Your task is to repeat the lines below exactly, excluding any pictures they contain.

--- BEGIN SOURCE RECORDS ---

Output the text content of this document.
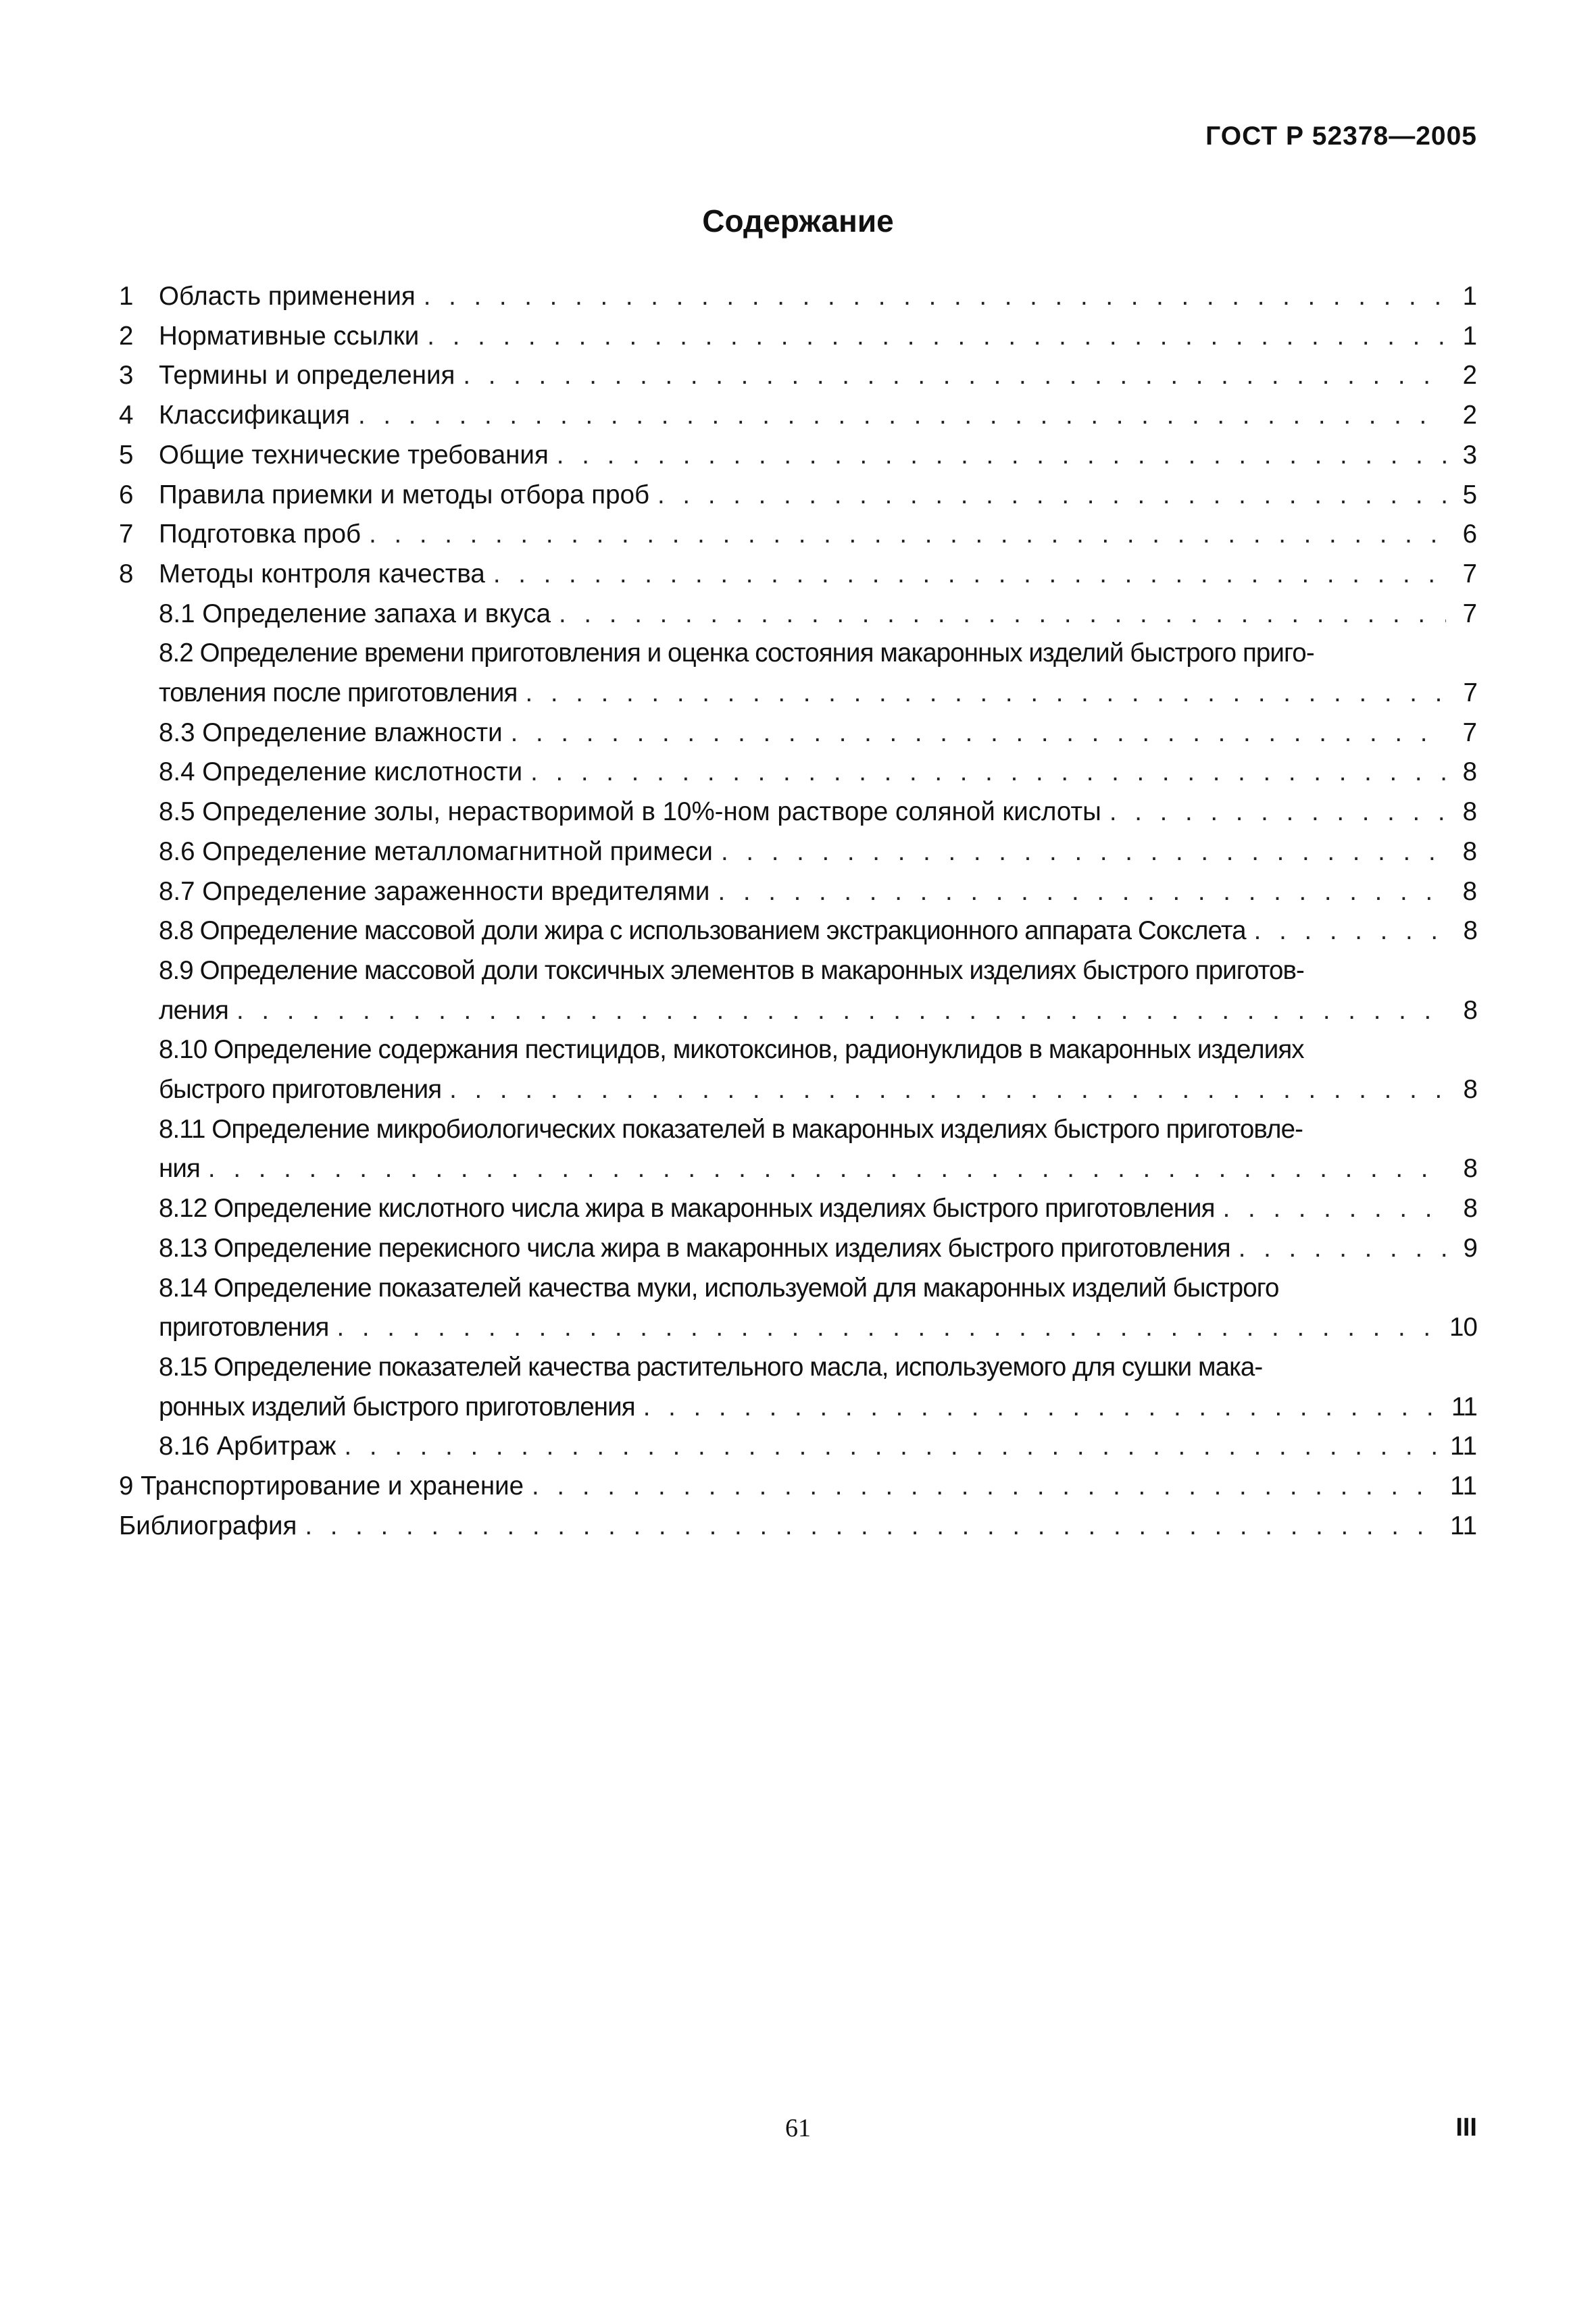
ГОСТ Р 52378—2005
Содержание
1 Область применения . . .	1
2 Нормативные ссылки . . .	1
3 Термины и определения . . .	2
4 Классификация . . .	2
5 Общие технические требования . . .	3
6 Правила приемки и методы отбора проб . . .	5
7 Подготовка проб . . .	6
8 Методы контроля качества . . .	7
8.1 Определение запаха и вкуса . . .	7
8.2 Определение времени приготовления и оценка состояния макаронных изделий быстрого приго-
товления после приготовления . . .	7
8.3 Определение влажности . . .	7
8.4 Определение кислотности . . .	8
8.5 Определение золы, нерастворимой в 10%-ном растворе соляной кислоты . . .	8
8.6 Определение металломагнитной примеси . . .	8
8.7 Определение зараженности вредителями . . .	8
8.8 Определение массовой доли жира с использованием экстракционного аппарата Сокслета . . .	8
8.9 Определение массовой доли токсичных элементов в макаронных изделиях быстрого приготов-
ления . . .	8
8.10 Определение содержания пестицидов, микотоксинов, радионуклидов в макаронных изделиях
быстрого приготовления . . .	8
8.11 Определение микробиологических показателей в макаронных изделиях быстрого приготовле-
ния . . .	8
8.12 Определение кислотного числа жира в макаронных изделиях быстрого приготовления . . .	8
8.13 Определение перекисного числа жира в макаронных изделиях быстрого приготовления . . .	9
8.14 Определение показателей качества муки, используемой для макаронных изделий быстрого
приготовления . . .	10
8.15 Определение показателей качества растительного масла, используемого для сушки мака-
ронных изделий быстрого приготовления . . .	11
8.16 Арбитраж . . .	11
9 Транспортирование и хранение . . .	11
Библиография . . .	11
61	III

--- END SOURCE RECORDS ---

■ THE COMPLETED TASK:
Output the text content of this document.
ГОСТ Р 52378—2005
Содержание
1 Область применения . . .	1
2 Нормативные ссылки . . .	1
3 Термины и определения . . .	2
4 Классификация . . .	2
5 Общие технические требования . . .	3
6 Правила приемки и методы отбора проб . . .	5
7 Подготовка проб . . .	6
8 Методы контроля качества . . .	7
8.1 Определение запаха и вкуса . . .	7
8.2 Определение времени приготовления и оценка состояния макаронных изделий быстрого приго-
товления после приготовления . . .	7
8.3 Определение влажности . . .	7
8.4 Определение кислотности . . .	8
8.5 Определение золы, нерастворимой в 10%-ном растворе соляной кислоты . . .	8
8.6 Определение металломагнитной примеси . . .	8
8.7 Определение зараженности вредителями . . .	8
8.8 Определение массовой доли жира с использованием экстракционного аппарата Сокслета . . .	8
8.9 Определение массовой доли токсичных элементов в макаронных изделиях быстрого приготов-
ления . . .	8
8.10 Определение содержания пестицидов, микотоксинов, радионуклидов в макаронных изделиях
быстрого приготовления . . .	8
8.11 Определение микробиологических показателей в макаронных изделиях быстрого приготовле-
ния . . .	8
8.12 Определение кислотного числа жира в макаронных изделиях быстрого приготовления . . .	8
8.13 Определение перекисного числа жира в макаронных изделиях быстрого приготовления . . .	9
8.14 Определение показателей качества муки, используемой для макаронных изделий быстрого
приготовления . . .	10
8.15 Определение показателей качества растительного масла, используемого для сушки мака-
ронных изделий быстрого приготовления . . .	11
8.16 Арбитраж . . .	11
9 Транспортирование и хранение . . .	11
Библиография . . .	11
61	III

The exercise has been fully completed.